_The problem_
Edit the stretch from the start of the records through the line containing "table-row[interactable]: ★ USD Куплю 20.0000 1 200" by replacing every "contact-phone" with "contact-number" and leaving all else unchanged, then give back only those lines.

_Entries_
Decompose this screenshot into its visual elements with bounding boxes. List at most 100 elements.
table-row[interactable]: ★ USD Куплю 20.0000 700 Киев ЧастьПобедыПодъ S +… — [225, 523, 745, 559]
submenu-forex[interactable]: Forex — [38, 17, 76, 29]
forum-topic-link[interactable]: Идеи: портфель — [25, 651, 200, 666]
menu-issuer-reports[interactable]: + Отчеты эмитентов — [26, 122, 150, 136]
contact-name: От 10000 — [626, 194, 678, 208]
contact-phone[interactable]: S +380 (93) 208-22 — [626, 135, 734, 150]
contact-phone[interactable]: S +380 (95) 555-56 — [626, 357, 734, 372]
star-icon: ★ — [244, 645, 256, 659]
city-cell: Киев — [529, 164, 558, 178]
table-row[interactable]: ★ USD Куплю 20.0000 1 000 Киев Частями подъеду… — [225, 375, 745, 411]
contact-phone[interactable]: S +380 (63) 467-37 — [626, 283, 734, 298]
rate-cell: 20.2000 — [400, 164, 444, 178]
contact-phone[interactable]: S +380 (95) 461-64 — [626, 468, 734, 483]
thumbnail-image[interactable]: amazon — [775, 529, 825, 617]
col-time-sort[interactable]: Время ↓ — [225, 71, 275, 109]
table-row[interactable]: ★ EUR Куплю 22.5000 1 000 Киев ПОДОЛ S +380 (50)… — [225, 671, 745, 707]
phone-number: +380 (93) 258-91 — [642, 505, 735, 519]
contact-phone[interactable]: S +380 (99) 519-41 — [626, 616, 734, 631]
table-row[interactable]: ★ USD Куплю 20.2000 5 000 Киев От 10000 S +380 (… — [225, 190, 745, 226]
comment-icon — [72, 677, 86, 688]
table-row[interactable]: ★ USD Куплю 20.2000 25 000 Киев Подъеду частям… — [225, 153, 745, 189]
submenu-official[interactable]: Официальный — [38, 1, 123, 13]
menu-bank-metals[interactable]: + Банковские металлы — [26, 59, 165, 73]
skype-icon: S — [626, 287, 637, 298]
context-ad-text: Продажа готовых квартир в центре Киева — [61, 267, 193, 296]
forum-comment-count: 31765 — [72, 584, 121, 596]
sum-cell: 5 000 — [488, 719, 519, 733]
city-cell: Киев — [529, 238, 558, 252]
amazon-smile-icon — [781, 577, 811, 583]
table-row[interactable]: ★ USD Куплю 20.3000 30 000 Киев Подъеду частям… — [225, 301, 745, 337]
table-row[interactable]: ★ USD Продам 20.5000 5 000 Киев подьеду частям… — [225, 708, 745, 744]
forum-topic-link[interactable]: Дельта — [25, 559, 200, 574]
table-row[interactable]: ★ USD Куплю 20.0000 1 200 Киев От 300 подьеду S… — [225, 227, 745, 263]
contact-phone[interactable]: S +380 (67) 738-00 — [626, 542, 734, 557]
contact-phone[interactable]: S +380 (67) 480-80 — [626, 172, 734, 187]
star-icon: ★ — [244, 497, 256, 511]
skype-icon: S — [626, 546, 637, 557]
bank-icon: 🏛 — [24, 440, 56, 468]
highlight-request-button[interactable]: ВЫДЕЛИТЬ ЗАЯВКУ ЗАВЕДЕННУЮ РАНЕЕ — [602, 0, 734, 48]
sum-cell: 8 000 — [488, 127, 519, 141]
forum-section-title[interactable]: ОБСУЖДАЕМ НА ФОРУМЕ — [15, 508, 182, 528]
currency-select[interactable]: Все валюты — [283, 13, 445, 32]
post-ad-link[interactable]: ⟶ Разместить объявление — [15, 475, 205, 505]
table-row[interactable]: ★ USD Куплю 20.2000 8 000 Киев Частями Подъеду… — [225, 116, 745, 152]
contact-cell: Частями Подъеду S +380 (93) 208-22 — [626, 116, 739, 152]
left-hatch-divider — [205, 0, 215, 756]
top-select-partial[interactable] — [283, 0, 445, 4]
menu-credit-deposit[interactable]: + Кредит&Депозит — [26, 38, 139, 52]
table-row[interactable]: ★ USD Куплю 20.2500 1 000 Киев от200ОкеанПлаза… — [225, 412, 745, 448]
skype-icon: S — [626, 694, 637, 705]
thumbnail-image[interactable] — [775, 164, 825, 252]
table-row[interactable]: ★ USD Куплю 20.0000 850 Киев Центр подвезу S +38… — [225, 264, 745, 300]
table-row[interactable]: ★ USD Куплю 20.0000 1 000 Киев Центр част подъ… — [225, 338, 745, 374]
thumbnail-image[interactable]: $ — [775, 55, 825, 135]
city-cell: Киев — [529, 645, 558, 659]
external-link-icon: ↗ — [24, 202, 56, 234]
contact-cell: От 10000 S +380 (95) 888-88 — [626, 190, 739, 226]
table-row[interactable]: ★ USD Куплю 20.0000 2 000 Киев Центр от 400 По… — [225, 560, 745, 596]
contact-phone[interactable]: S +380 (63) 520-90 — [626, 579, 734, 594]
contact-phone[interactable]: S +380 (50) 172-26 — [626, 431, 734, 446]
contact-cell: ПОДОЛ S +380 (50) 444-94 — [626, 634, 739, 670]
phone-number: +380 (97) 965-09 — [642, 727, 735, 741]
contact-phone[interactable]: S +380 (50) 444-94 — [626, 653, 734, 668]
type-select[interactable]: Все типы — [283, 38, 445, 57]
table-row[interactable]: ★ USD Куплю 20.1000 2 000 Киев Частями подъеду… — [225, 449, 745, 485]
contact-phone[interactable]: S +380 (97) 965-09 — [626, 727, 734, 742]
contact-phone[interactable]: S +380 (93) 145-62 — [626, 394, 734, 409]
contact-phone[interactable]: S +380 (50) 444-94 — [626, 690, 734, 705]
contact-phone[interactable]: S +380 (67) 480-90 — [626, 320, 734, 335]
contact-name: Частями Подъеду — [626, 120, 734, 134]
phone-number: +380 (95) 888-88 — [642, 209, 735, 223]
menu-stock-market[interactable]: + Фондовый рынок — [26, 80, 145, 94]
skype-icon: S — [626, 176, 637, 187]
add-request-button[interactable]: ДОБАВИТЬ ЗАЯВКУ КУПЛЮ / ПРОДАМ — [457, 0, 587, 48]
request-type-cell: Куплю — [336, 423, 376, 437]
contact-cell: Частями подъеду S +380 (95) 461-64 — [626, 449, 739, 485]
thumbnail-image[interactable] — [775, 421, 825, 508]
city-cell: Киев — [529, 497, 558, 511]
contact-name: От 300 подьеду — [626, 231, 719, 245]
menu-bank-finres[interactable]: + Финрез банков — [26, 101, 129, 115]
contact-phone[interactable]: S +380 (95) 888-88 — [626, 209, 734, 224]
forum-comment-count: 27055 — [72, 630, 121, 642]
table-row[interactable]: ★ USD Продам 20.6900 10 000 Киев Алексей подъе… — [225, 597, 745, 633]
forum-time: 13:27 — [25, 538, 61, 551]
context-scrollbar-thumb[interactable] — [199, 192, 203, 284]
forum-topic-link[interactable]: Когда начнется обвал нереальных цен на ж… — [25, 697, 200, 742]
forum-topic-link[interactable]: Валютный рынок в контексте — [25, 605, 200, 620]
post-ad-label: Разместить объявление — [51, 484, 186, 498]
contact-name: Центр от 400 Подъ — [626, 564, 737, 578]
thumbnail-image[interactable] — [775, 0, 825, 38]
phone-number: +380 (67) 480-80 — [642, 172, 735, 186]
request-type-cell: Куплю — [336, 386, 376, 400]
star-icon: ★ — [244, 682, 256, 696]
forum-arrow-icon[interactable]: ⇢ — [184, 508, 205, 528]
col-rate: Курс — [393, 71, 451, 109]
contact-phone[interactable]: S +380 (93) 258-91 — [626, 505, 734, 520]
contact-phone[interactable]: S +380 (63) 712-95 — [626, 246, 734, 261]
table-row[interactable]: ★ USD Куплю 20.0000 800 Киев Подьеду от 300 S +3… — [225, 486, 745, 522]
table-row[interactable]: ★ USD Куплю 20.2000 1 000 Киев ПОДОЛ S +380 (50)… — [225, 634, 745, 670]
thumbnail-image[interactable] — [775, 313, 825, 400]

_Reply_
Decompose this screenshot into its visual elements with bounding boxes. List at most 100 elements.
table-row[interactable]: ★ USD Куплю 20.0000 700 Киев ЧастьПобедыПодъ S +… — [225, 523, 745, 559]
submenu-forex[interactable]: Forex — [38, 17, 76, 29]
forum-topic-link[interactable]: Идеи: портфель — [25, 651, 200, 666]
menu-issuer-reports[interactable]: + Отчеты эмитентов — [26, 122, 150, 136]
contact-name: От 10000 — [626, 194, 678, 208]
contact-number[interactable]: S +380 (93) 208-22 — [626, 135, 734, 150]
contact-number[interactable]: S +380 (95) 555-56 — [626, 357, 734, 372]
star-icon: ★ — [244, 645, 256, 659]
city-cell: Киев — [529, 164, 558, 178]
table-row[interactable]: ★ USD Куплю 20.0000 1 000 Киев Частями подъеду… — [225, 375, 745, 411]
contact-number[interactable]: S +380 (63) 467-37 — [626, 283, 734, 298]
rate-cell: 20.2000 — [400, 164, 444, 178]
contact-number[interactable]: S +380 (95) 461-64 — [626, 468, 734, 483]
thumbnail-image[interactable]: amazon — [775, 529, 825, 617]
col-time-sort[interactable]: Время ↓ — [225, 71, 275, 109]
table-row[interactable]: ★ EUR Куплю 22.5000 1 000 Киев ПОДОЛ S +380 (50)… — [225, 671, 745, 707]
phone-number: +380 (93) 258-91 — [642, 505, 735, 519]
contact-number[interactable]: S +380 (99) 519-41 — [626, 616, 734, 631]
table-row[interactable]: ★ USD Куплю 20.2000 5 000 Киев От 10000 S +380 (… — [225, 190, 745, 226]
comment-icon — [72, 677, 86, 688]
table-row[interactable]: ★ USD Куплю 20.2000 25 000 Киев Подъеду частям… — [225, 153, 745, 189]
submenu-official[interactable]: Официальный — [38, 1, 123, 13]
menu-bank-metals[interactable]: + Банковские металлы — [26, 59, 165, 73]
skype-icon: S — [626, 287, 637, 298]
context-ad-text: Продажа готовых квартир в центре Киева — [61, 267, 193, 296]
forum-comment-count: 31765 — [72, 584, 121, 596]
sum-cell: 5 000 — [488, 719, 519, 733]
city-cell: Киев — [529, 238, 558, 252]
amazon-smile-icon — [781, 577, 811, 583]
table-row[interactable]: ★ USD Куплю 20.3000 30 000 Киев Подъеду частям… — [225, 301, 745, 337]
table-row[interactable]: ★ USD Продам 20.5000 5 000 Киев подьеду частям… — [225, 708, 745, 744]
forum-topic-link[interactable]: Дельта — [25, 559, 200, 574]
table-row[interactable]: ★ USD Куплю 20.0000 1 200 Киев От 300 подьеду S… — [225, 227, 745, 263]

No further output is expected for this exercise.